→ **任务说明 1**:
判断下列说法是否符合下方 RabbitMQ 教程片段:(a) 默认情况下,RabbitMQ 依次把消息发给下一个消费者;(b) 按当前代码,RabbitMQ 要等消费者处理完消息后才将其标记为删除;(c) 中止一个工作单元后,已分发给它但尚未处理的消息仍会保留。每项答“是”或“否”,并原样引用片段中起决定作用的文字。
→ **任务说明 2**:
把 RabbitMQ 教程片段中以“执行一项任务会用去一些时间”开头的中文段落改写成简短的要点列表,保留主要事实。
→ **任务说明 3**:
接着 RabbitMQ 消息确认的教程片段往下写,从最后一句之后续写。

默认情况下,RabbitMQ 会依次给下一个消费者逐个发送消息。平均算下来,每一个消费者将获得相同数量的消息,这种分发消息的方式就被称作循环。好了,试一试开启 3 个或更多的工作单元吧。

Message acknowledgment

消息确认

Doing a task can take a few seconds. You may wonder what happens if one of the consumers starts a long task and dies with it only partly done. With our current code, once RabbitMQ delivers a message to the customer it immediately marks it for deletion. In this case, if you kill a worker we will lose the message it was just processing. We'll also lose all the messages that were dispatched to this particular worker but were not yet handled.

执行一项任务会用去一些时间,如果其中一个消费者启动了一个长任务并且执行到一部分就中止,你可能想知道究竟发生了什么。鉴于我们当前的代码,一旦 RabbitMQ 递送消息给消费者,它会立即将消息标记为删除。这样的话,如果你中止一个工作单元你将会失去正在处理中的消息。同时,我们也会失去所有已分发到当前指定工作单元中还没来得及处理的消息。

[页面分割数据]
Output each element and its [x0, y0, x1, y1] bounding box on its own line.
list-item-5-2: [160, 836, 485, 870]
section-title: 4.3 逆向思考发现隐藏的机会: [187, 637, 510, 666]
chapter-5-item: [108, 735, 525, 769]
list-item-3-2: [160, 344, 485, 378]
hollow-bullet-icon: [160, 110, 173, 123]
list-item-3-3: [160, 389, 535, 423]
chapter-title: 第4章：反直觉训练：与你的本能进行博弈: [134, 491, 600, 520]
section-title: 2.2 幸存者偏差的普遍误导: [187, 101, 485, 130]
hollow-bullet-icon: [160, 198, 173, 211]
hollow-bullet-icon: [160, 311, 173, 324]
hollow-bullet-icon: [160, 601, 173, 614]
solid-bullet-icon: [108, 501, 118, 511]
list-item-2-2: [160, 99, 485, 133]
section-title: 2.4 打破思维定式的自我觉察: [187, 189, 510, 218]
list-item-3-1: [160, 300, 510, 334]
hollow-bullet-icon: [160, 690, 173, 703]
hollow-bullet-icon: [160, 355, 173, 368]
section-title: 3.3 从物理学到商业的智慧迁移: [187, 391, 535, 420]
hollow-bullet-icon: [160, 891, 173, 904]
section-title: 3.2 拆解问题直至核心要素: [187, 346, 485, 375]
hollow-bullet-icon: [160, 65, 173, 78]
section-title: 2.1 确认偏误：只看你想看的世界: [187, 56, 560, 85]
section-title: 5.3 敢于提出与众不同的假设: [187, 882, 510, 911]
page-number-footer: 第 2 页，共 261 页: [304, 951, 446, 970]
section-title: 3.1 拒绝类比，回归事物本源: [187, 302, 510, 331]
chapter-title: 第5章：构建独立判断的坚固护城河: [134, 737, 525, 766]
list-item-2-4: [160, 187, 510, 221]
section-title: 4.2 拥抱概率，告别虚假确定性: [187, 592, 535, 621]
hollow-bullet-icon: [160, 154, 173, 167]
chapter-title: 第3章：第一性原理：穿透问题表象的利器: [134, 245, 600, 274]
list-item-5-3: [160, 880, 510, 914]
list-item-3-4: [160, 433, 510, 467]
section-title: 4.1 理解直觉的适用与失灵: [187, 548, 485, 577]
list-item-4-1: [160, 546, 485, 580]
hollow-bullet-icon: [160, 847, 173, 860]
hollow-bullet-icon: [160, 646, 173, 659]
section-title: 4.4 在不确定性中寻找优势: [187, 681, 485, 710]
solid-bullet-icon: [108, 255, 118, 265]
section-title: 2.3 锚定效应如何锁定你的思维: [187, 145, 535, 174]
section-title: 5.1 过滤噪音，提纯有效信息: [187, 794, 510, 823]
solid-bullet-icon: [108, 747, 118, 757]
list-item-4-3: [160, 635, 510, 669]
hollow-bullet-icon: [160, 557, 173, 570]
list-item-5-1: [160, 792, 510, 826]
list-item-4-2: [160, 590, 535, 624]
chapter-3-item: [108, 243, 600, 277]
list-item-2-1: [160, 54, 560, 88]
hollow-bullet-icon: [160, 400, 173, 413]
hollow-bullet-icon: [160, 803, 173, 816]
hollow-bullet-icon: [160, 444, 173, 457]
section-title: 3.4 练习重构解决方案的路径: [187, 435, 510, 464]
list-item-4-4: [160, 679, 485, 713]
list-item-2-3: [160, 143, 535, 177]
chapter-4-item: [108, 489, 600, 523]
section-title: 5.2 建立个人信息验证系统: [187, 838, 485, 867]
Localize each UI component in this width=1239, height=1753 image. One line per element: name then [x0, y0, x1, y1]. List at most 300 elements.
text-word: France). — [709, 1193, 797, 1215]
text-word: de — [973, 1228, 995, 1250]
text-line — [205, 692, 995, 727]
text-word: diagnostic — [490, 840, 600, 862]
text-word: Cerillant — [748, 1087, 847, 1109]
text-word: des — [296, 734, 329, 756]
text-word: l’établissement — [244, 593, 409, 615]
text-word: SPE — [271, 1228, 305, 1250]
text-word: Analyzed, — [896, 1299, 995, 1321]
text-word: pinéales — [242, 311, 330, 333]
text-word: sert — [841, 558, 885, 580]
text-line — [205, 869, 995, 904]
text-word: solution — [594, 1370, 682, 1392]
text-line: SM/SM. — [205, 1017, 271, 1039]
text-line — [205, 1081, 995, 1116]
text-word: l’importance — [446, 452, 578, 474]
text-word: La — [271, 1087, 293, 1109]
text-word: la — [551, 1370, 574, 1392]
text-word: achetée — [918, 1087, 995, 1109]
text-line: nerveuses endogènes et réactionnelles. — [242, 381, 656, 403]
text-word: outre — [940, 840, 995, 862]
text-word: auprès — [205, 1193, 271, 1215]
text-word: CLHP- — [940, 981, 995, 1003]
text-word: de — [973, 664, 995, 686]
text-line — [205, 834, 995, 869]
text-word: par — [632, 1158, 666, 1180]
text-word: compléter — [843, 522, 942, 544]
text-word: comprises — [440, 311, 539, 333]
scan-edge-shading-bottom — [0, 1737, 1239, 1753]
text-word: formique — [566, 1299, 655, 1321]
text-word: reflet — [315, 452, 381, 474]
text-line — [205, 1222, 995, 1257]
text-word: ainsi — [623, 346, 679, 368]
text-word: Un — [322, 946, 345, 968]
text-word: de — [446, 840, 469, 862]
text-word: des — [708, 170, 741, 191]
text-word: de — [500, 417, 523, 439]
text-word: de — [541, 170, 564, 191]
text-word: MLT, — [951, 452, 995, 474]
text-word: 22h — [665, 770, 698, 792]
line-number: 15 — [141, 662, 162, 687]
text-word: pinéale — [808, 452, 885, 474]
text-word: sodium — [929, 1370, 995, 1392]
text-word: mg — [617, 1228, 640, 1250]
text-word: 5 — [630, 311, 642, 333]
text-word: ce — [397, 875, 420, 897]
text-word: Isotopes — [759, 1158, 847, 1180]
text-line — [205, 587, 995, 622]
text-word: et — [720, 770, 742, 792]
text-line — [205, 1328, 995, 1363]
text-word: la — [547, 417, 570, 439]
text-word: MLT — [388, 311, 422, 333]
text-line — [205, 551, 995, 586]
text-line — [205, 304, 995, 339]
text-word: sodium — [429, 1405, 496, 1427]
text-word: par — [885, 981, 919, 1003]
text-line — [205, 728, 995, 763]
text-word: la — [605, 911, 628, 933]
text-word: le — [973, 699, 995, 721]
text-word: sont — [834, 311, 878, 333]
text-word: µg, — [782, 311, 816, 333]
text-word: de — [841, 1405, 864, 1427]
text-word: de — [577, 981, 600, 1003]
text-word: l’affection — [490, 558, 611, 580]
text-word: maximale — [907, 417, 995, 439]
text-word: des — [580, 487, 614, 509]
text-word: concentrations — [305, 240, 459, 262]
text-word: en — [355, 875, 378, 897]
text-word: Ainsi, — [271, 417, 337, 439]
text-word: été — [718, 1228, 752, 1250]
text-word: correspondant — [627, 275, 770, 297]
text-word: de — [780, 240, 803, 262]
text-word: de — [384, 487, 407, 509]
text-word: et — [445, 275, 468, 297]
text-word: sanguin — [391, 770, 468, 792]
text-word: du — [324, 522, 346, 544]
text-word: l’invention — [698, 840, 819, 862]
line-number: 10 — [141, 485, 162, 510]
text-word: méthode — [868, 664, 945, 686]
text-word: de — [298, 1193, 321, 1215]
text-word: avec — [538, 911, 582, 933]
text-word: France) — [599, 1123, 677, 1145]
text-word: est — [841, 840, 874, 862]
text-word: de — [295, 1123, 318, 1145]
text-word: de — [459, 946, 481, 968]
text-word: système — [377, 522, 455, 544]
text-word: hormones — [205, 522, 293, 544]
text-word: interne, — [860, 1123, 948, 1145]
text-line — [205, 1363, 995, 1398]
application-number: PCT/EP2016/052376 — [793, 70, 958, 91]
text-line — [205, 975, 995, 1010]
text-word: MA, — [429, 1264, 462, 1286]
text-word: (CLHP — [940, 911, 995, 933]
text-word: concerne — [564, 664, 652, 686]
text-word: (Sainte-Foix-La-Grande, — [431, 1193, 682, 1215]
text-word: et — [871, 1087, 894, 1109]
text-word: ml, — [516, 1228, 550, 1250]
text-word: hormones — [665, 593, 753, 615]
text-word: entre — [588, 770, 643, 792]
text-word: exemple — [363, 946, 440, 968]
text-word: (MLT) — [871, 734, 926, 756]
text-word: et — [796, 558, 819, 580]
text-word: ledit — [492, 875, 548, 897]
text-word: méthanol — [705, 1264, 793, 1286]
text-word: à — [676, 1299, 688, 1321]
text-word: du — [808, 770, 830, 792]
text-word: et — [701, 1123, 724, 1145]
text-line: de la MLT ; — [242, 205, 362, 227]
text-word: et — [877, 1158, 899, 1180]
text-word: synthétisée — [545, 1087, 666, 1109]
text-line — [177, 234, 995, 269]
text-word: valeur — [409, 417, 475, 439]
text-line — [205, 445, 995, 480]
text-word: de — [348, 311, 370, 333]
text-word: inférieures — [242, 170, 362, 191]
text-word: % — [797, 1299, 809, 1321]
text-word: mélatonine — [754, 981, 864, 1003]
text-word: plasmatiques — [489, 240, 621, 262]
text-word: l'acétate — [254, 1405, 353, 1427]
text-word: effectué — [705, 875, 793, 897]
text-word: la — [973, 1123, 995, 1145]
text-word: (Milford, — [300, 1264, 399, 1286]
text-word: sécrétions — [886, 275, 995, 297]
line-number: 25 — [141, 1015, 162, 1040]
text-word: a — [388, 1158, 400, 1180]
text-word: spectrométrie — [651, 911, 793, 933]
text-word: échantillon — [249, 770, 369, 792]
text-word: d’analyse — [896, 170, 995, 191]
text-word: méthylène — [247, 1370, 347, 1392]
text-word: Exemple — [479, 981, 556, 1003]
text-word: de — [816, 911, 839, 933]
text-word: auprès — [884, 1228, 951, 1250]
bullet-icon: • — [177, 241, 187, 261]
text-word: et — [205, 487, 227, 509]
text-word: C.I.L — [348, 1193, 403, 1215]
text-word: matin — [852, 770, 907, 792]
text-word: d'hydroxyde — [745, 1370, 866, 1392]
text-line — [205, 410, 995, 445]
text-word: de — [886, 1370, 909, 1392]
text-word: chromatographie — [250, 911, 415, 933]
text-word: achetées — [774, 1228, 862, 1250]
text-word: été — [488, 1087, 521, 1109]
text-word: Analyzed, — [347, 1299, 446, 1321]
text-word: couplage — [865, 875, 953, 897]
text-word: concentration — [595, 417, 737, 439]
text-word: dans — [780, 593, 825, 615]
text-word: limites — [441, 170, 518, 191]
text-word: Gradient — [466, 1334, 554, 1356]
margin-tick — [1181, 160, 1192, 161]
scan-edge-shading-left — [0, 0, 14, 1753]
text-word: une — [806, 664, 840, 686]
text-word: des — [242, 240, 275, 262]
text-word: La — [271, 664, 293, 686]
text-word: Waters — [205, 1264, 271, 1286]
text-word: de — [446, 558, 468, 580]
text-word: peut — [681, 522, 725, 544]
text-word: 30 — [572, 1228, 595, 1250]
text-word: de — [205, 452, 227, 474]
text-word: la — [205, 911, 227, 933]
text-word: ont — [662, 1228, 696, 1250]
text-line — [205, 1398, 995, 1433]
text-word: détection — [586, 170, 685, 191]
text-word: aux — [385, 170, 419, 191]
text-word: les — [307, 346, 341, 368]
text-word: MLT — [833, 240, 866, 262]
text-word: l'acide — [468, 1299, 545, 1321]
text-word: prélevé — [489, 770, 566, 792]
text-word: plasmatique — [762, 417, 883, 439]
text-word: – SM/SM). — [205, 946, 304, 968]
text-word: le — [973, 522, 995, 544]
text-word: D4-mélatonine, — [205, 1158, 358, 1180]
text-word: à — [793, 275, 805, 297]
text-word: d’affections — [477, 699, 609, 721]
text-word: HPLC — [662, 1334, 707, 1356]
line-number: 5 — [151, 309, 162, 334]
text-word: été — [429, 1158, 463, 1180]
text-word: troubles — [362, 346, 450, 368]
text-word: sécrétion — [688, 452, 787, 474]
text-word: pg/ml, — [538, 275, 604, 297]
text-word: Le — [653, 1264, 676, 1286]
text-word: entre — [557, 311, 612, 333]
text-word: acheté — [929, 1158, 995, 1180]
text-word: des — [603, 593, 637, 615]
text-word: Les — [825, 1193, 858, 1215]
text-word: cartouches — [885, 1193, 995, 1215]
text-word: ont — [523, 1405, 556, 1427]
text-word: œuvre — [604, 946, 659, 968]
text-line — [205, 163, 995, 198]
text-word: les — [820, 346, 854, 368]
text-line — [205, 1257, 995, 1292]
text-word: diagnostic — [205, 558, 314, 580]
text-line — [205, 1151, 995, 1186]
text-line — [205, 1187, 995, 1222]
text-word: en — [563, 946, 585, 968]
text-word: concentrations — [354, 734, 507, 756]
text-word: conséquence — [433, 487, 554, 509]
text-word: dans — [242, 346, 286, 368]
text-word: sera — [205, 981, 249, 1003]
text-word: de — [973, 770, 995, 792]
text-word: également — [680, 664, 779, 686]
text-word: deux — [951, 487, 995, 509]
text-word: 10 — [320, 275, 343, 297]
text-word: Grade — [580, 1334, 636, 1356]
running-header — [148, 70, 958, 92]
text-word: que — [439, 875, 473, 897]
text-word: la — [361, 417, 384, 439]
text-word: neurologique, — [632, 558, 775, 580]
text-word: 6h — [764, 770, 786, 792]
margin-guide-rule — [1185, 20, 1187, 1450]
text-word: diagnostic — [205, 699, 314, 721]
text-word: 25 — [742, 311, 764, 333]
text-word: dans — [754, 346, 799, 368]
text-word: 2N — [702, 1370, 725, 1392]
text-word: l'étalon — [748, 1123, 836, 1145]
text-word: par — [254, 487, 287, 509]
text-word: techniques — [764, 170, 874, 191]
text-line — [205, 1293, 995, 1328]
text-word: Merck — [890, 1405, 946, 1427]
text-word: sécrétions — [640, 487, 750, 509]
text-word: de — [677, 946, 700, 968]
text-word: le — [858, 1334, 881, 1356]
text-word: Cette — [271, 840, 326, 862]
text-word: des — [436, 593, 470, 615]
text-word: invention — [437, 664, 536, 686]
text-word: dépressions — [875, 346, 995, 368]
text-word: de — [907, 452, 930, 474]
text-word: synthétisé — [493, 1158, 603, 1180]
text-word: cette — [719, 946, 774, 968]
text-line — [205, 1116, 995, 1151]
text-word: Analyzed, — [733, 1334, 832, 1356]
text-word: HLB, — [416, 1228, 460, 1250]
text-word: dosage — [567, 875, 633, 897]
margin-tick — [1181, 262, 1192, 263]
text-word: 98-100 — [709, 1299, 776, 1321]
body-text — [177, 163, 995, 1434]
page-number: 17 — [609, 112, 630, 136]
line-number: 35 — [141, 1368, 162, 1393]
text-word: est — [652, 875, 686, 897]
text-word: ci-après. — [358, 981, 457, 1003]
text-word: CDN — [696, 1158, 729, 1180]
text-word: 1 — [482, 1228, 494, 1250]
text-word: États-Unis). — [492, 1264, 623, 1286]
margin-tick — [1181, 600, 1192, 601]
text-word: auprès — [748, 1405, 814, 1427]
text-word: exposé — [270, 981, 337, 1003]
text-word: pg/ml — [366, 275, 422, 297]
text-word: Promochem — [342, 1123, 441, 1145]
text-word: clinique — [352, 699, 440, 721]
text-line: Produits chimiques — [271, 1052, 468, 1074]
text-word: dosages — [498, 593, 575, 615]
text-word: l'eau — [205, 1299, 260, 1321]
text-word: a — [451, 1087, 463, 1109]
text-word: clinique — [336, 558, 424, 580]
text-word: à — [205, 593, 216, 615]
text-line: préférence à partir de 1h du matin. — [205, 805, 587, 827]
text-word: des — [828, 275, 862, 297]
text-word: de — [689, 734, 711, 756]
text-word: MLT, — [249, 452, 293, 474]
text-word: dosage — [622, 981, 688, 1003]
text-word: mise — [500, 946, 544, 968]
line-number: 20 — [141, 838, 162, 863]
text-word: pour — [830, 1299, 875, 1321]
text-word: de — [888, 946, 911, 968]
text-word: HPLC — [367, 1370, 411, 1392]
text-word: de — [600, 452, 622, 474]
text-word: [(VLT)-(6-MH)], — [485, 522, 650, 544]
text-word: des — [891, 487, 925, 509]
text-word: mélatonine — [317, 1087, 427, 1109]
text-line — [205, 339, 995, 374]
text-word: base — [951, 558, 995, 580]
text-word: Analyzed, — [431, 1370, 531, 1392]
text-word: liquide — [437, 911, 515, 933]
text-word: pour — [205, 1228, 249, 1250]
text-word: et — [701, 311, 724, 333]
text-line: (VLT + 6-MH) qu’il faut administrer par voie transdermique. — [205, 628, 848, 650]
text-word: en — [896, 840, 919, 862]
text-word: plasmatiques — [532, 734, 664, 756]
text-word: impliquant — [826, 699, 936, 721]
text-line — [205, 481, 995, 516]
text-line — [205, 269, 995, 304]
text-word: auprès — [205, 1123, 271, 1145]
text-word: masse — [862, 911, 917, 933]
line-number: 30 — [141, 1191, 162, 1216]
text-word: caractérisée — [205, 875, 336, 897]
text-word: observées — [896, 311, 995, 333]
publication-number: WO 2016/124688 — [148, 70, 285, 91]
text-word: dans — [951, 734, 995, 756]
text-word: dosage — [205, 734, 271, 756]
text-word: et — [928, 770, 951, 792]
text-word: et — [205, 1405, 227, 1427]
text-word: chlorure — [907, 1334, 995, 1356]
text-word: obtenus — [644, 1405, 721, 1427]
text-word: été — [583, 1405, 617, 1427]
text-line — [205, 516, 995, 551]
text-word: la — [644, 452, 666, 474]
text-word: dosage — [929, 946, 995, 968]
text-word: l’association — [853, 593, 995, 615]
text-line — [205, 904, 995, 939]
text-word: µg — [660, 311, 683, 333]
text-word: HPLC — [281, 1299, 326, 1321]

→ **书面回答 1**:
(a) 是。“默认情况下,RabbitMQ 会依次给下一个消费者逐个发送消息。”
(b) 否。“一旦 RabbitMQ 递送消息给消费者,它会立即将消息标记为删除。”
(c) 否。“同时,我们也会失去所有已分发到当前指定工作单元中还没来得及处理的消息。”

→ **书面回答 2**:
- 执行任务需要一些时间,消费者可能在长任务只完成一部分时中止。
- 按当前代码,RabbitMQ 一把消息递送给消费者,就立即将其标记为删除。
- 中止一个工作单元,会丢失它正在处理的消息。
- 已分发给该工作单元但尚未处理的消息也会全部丢失。

→ **书面回答 3**:
But we don't want to lose any tasks. If a worker dies, we'd like the task to be delivered to another worker.

但是,我们并不希望失去任何任务,如果一个工作单元中止了,我们希望这个任务会被递送给另一个工作单元。

In order to make sure a message is never lost, RabbitMQ supports message acknowledgments. An ack(nowledgement) is sent back by the consumer to tell RabbitMQ that a particular message has been received, processed and that RabbitMQ is free to delete it.

为了确保一个消息永远不会丢失,RabbitMQ 提供了消息确认。消费者将回发一个 ack 标识来告知 RabbitMQ 指定的消息已被接收和处理,然后就可以放心的删除它。

If a consumer dies (its channel is closed, connection is closed, or TCP connection is lost) without sending an ack, RabbitMQ will understand that a message wasn't processed fully and will re-queue it. If there are other consumers online at the same time, it will then quickly redeliver it to another consumer. That way you can be sure that no message is lost, even if the workers occasionally die.

如果一个消费者中止了(信道被关闭、连接被关闭,或者是 TCP 连接丢失),导致没有发送 ack 标识,RabbitMQ 将领会到该消息没有被完全处理,随后将对其重新分配。如果有其他的消息者同时在线,RabbitMQ 会迅速的重新递送该任务给另一个消息者。通过该方式,你就可以确信没有消息会被遗漏,即使这些工作单元偶然地中止。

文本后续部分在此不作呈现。